◆ What to do:
Select every line below containing the word "Pythia".

(Rows from a dataset)
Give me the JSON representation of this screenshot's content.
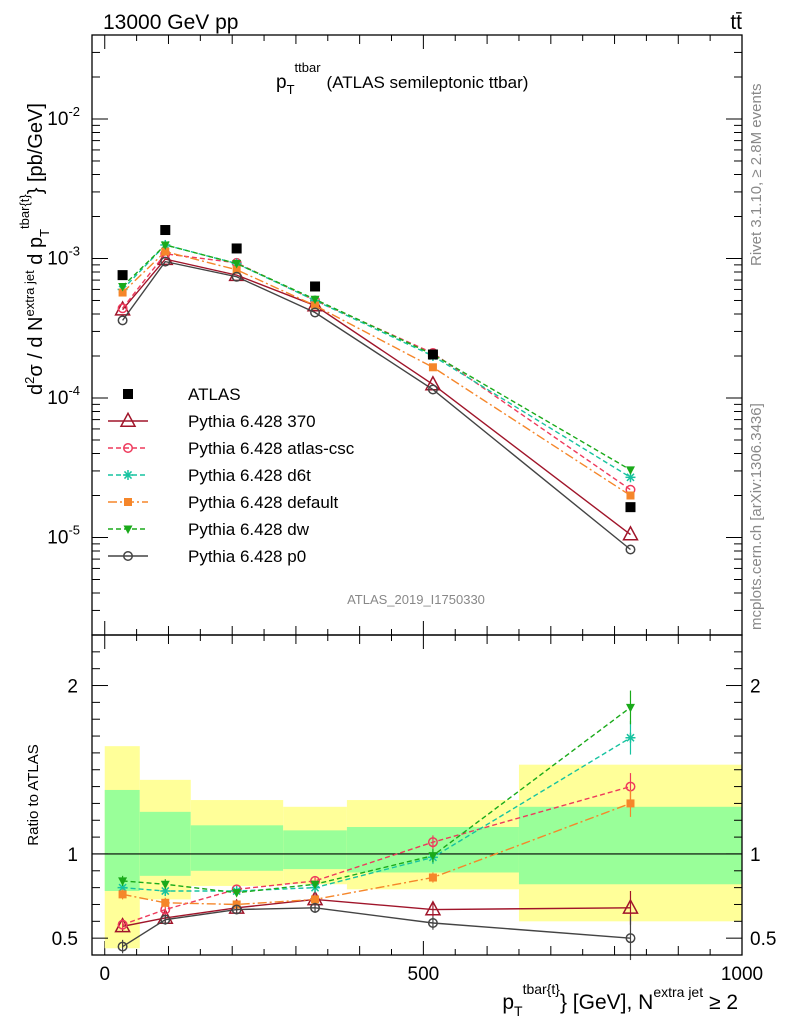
{
  "header": {
    "left": "13000 GeV pp",
    "right": "tt̄"
  },
  "side_labels": {
    "rivet": "Rivet 3.1.10, ≥ 2.8M events",
    "mcplots": "mcplots.cern.ch [arXiv:1306.3436]"
  },
  "chart_data": {
    "type": "line",
    "title_main": "p",
    "title_sub": "T",
    "title_sup": "ttbar",
    "title_rest": "(ATLAS semileptonic ttbar)",
    "watermark": "ATLAS_2019_I1750330",
    "ylabel_main": "d²σ / d N^{extra jet} d p_T^{tbar{t}} [pb/GeV]",
    "ylabel_ratio": "Ratio to ATLAS",
    "xlabel_parts": {
      "p": "p",
      "sub": "T",
      "sup": "tbar{t}",
      "mid": "} [GeV], N",
      "sup2": "extra jet",
      "end": " ≥ 2"
    },
    "xlim": [
      -20,
      1000
    ],
    "ylim_main": [
      2e-06,
      0.04
    ],
    "ylim_ratio": [
      0.4,
      2.3
    ],
    "y_scale_main": "log",
    "main_ytick_labels": [
      "10^{-5}",
      "10^{-4}",
      "10^{-3}",
      "10^{-2}"
    ],
    "ratio_ytick_labels": [
      "0.5",
      "1",
      "2"
    ],
    "x_tick_labels": [
      "0",
      "500",
      "1000"
    ],
    "bins": [
      {
        "lo": 0,
        "hi": 55
      },
      {
        "lo": 55,
        "hi": 135
      },
      {
        "lo": 135,
        "hi": 280
      },
      {
        "lo": 280,
        "hi": 380
      },
      {
        "lo": 380,
        "hi": 650
      },
      {
        "lo": 650,
        "hi": 1000
      }
    ],
    "x": [
      28,
      95,
      207,
      330,
      515,
      825
    ],
    "data": {
      "name": "ATLAS",
      "values": [
        0.00076,
        0.0016,
        0.00118,
        0.00063,
        0.000205,
        1.65e-05
      ],
      "band_green": [
        [
          0.78,
          1.38
        ],
        [
          0.87,
          1.25
        ],
        [
          0.9,
          1.17
        ],
        [
          0.91,
          1.14
        ],
        [
          0.89,
          1.16
        ],
        [
          0.82,
          1.28
        ]
      ],
      "band_yellow": [
        [
          0.44,
          1.64
        ],
        [
          0.73,
          1.44
        ],
        [
          0.81,
          1.32
        ],
        [
          0.82,
          1.28
        ],
        [
          0.79,
          1.32
        ],
        [
          0.6,
          1.53
        ]
      ]
    },
    "series": [
      {
        "name": "Pythia 6.428 370",
        "color": "#a0152a",
        "marker": "tri-up-open",
        "dash": "",
        "values": [
          0.00043,
          0.00099,
          0.00076,
          0.00046,
          0.000125,
          1.05e-05
        ],
        "ratio": [
          0.57,
          0.62,
          0.68,
          0.73,
          0.67,
          0.68
        ],
        "ratio_err": [
          0.03,
          0.03,
          0.02,
          0.03,
          0.04,
          0.1
        ]
      },
      {
        "name": "Pythia 6.428 atlas-csc",
        "color": "#ee3a5c",
        "marker": "circle-open",
        "dash": "5,3",
        "values": [
          0.00044,
          0.00108,
          0.00093,
          0.0005,
          0.00021,
          2.2e-05
        ],
        "ratio": [
          0.58,
          0.67,
          0.79,
          0.84,
          1.07,
          1.4
        ],
        "ratio_err": [
          0.03,
          0.03,
          0.02,
          0.02,
          0.04,
          0.08
        ]
      },
      {
        "name": "Pythia 6.428 d6t",
        "color": "#17c3a0",
        "marker": "asterisk",
        "dash": "5,3",
        "values": [
          0.0006,
          0.00125,
          0.00092,
          0.0005,
          0.0002,
          2.7e-05
        ],
        "ratio": [
          0.8,
          0.78,
          0.78,
          0.8,
          0.98,
          1.69
        ],
        "ratio_err": [
          0.03,
          0.03,
          0.02,
          0.02,
          0.04,
          0.1
        ]
      },
      {
        "name": "Pythia 6.428 default",
        "color": "#f5862a",
        "marker": "square",
        "dash": "9,3,2,3",
        "values": [
          0.00057,
          0.00112,
          0.00083,
          0.00046,
          0.000166,
          2e-05
        ],
        "ratio": [
          0.76,
          0.71,
          0.7,
          0.73,
          0.86,
          1.3
        ],
        "ratio_err": [
          0.03,
          0.03,
          0.02,
          0.02,
          0.03,
          0.08
        ]
      },
      {
        "name": "Pythia 6.428 dw",
        "color": "#1aaa1a",
        "marker": "tri-down",
        "dash": "5,3",
        "values": [
          0.00063,
          0.00125,
          0.00092,
          0.00051,
          0.000205,
          3.05e-05
        ],
        "ratio": [
          0.84,
          0.82,
          0.77,
          0.82,
          0.99,
          1.87
        ],
        "ratio_err": [
          0.03,
          0.03,
          0.02,
          0.02,
          0.04,
          0.1
        ]
      },
      {
        "name": "Pythia 6.428 p0",
        "color": "#444444",
        "marker": "circle-open",
        "dash": "",
        "values": [
          0.00036,
          0.00095,
          0.00074,
          0.00041,
          0.000115,
          8.2e-06
        ],
        "ratio": [
          0.45,
          0.61,
          0.67,
          0.68,
          0.59,
          0.5
        ],
        "ratio_err": [
          0.04,
          0.03,
          0.02,
          0.03,
          0.04,
          0.13
        ]
      }
    ]
  }
}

◆ Exercise solution:
        "name": "Pythia 6.428 370",
        "name": "Pythia 6.428 atlas-csc",
        "name": "Pythia 6.428 d6t",
        "name": "Pythia 6.428 default",
        "name": "Pythia 6.428 dw",
        "name": "Pythia 6.428 p0",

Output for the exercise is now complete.